* _PROBLEM REQUIREMENTS_:
Reproduce the records below in full and exactly, without their images.

(Data entries)

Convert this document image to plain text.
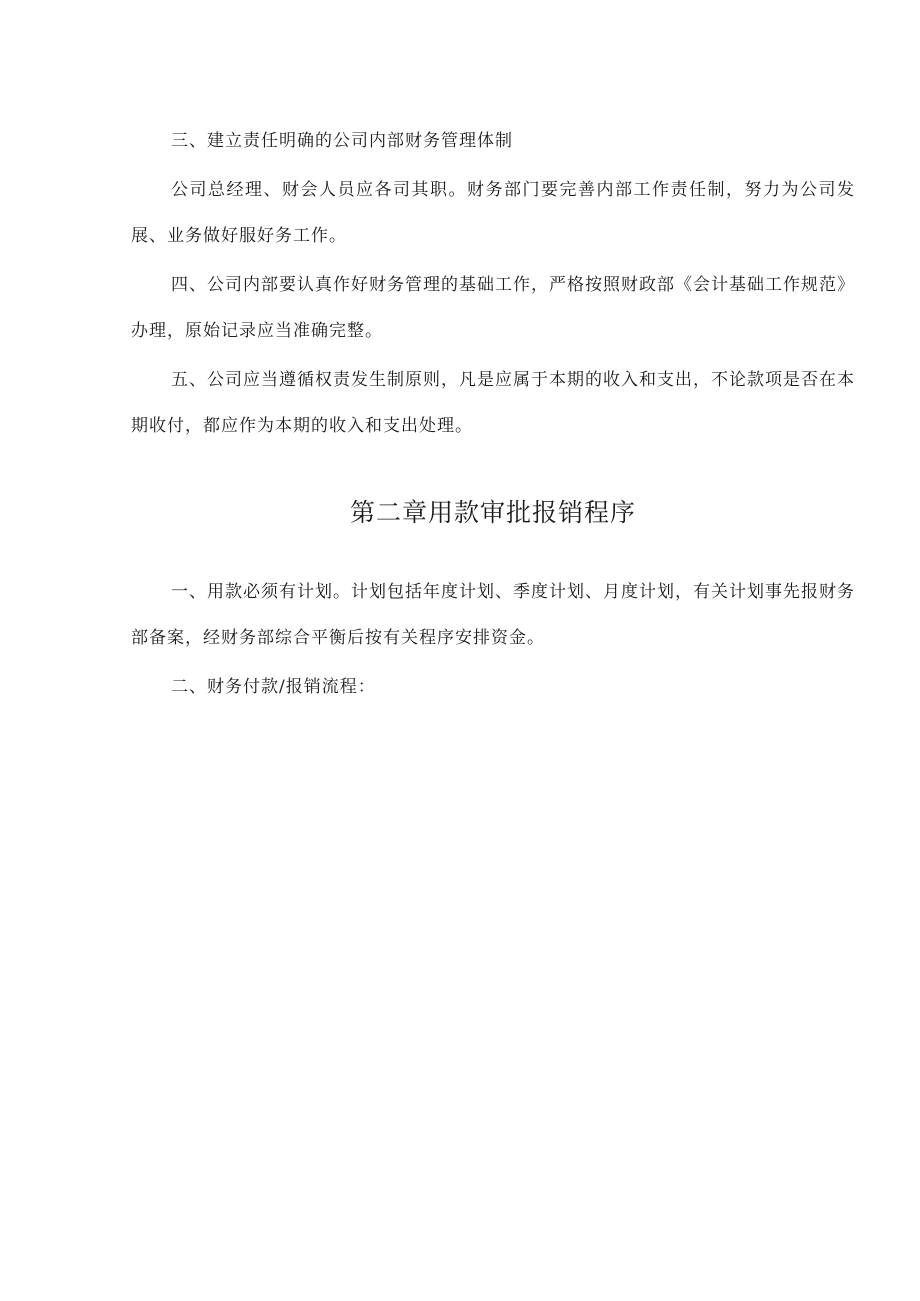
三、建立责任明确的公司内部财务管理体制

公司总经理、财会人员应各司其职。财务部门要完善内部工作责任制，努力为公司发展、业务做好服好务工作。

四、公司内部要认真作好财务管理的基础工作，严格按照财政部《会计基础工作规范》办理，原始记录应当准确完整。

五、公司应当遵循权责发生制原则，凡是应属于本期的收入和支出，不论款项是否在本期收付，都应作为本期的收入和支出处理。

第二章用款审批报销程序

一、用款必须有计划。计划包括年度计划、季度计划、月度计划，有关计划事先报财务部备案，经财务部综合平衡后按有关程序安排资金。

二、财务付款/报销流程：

* _TASK RESPONSE_:
Convert this document image to plain text.
三、建立责任明确的公司内部财务管理体制

公司总经理、财会人员应各司其职。财务部门要完善内部工作责任制，努力为公司发展、业务做好服好务工作。

四、公司内部要认真作好财务管理的基础工作，严格按照财政部《会计基础工作规范》办理，原始记录应当准确完整。

五、公司应当遵循权责发生制原则，凡是应属于本期的收入和支出，不论款项是否在本期收付，都应作为本期的收入和支出处理。

第二章用款审批报销程序

一、用款必须有计划。计划包括年度计划、季度计划、月度计划，有关计划事先报财务部备案，经财务部综合平衡后按有关程序安排资金。

二、财务付款/报销流程：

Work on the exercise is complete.